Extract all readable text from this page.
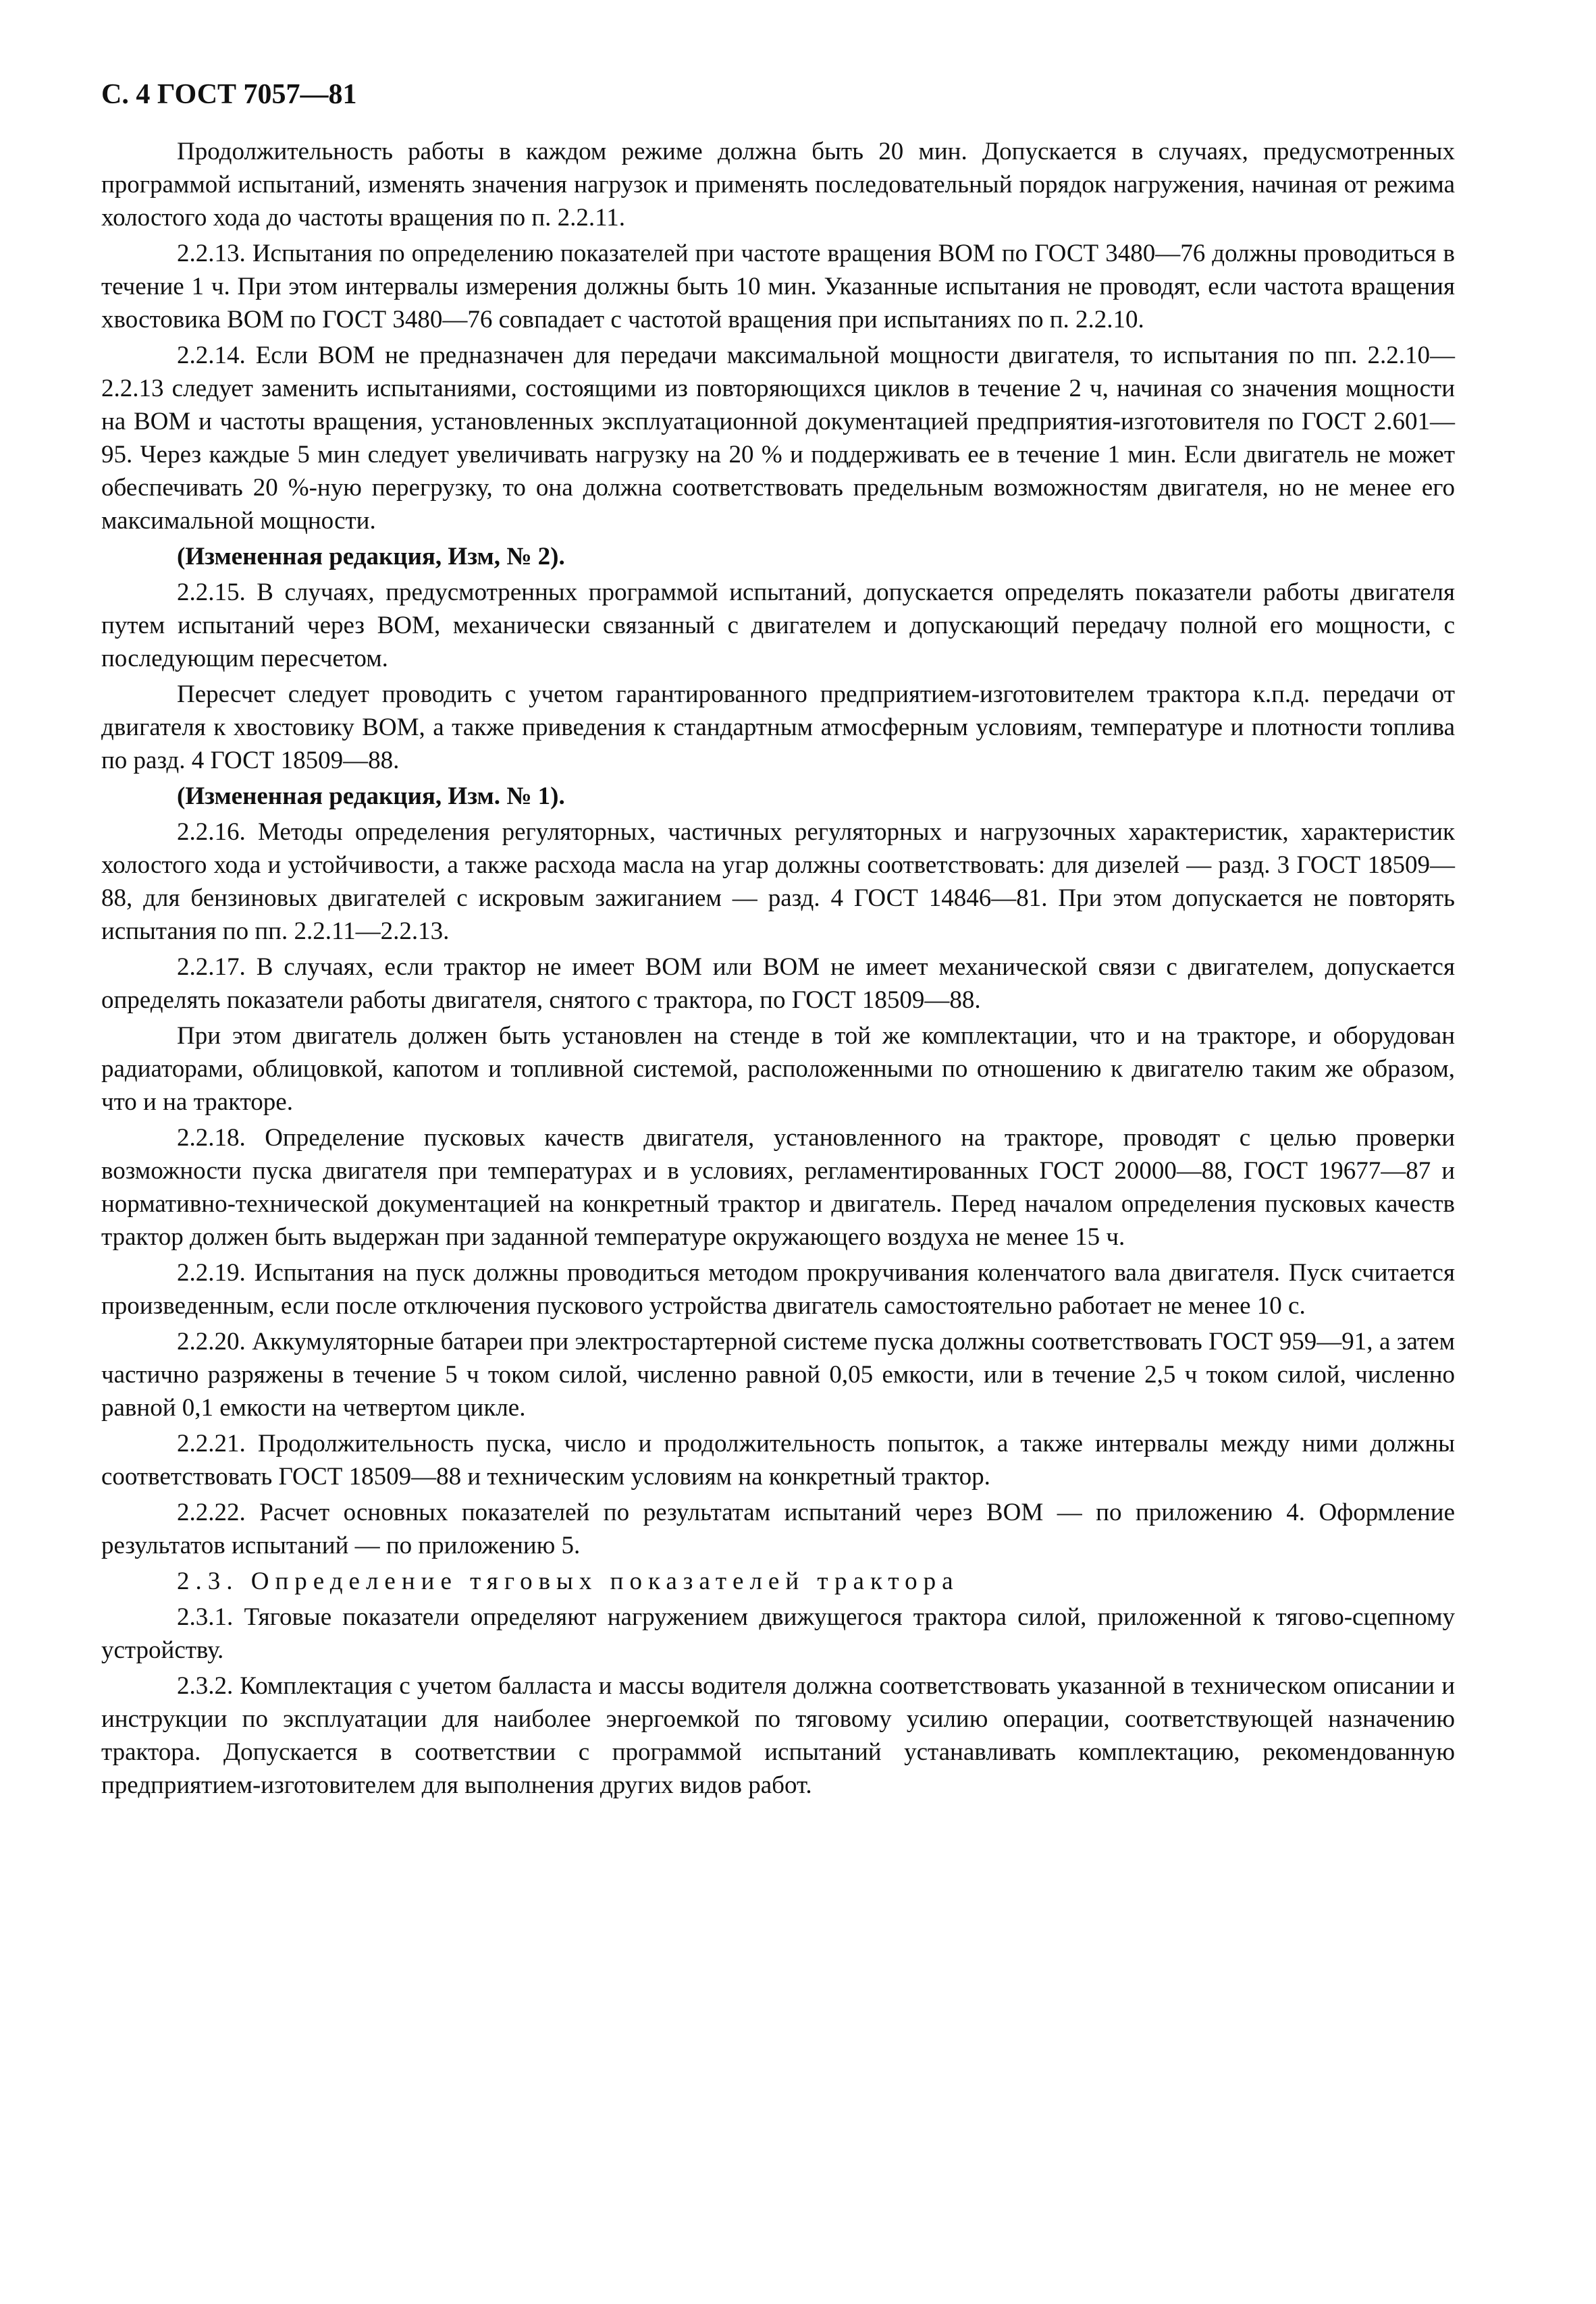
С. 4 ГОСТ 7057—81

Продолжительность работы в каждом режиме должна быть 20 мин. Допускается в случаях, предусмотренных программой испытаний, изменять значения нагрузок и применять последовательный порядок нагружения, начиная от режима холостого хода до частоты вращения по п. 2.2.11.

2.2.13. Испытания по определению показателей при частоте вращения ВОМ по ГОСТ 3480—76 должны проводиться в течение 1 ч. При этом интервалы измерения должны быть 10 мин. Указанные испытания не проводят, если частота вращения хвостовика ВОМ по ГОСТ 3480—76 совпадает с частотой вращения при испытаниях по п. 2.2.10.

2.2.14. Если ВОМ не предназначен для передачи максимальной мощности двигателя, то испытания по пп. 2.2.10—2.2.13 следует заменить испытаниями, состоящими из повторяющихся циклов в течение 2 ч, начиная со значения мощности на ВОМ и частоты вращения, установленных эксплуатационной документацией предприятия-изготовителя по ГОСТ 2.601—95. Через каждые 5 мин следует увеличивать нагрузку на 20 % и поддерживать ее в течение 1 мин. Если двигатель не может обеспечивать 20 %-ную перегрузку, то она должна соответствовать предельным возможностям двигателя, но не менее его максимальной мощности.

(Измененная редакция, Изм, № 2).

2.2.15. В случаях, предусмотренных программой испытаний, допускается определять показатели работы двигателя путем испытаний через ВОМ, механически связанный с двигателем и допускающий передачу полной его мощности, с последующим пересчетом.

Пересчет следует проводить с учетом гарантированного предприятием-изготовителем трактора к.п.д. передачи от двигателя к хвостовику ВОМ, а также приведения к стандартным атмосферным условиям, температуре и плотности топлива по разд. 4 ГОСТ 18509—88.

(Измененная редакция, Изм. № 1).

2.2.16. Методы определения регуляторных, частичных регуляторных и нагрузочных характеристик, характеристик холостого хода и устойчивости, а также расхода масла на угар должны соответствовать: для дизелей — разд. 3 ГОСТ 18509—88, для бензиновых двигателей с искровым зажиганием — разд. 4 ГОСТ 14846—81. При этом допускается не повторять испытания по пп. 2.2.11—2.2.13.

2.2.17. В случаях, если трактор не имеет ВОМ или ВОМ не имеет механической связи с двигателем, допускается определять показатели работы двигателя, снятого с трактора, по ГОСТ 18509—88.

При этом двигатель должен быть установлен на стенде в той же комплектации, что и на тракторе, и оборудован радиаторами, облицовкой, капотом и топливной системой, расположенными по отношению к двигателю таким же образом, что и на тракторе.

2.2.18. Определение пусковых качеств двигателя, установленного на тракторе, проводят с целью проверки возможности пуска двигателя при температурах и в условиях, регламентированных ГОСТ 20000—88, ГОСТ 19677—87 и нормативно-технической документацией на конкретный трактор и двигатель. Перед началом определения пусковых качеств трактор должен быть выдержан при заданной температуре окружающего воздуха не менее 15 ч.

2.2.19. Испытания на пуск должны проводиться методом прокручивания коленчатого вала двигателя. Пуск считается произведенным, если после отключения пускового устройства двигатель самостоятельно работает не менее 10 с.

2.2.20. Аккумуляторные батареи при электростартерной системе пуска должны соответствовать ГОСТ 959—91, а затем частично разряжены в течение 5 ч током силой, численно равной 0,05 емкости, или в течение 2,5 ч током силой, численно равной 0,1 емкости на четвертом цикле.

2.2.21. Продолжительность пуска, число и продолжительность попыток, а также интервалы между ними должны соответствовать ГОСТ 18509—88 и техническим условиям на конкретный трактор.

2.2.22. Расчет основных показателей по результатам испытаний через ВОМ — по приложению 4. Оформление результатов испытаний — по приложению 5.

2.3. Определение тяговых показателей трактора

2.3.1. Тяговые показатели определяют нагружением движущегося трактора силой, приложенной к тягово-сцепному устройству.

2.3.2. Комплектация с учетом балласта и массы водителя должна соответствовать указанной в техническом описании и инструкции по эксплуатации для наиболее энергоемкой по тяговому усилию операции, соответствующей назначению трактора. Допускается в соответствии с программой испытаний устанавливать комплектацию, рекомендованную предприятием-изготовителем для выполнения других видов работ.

▶ REQUIREMENTS
Look over the listing. Pull out every line with the string "редакция" in it.

▶ FINAL RESULT
(Измененная редакция, Изм, № 2).
(Измененная редакция, Изм. № 1).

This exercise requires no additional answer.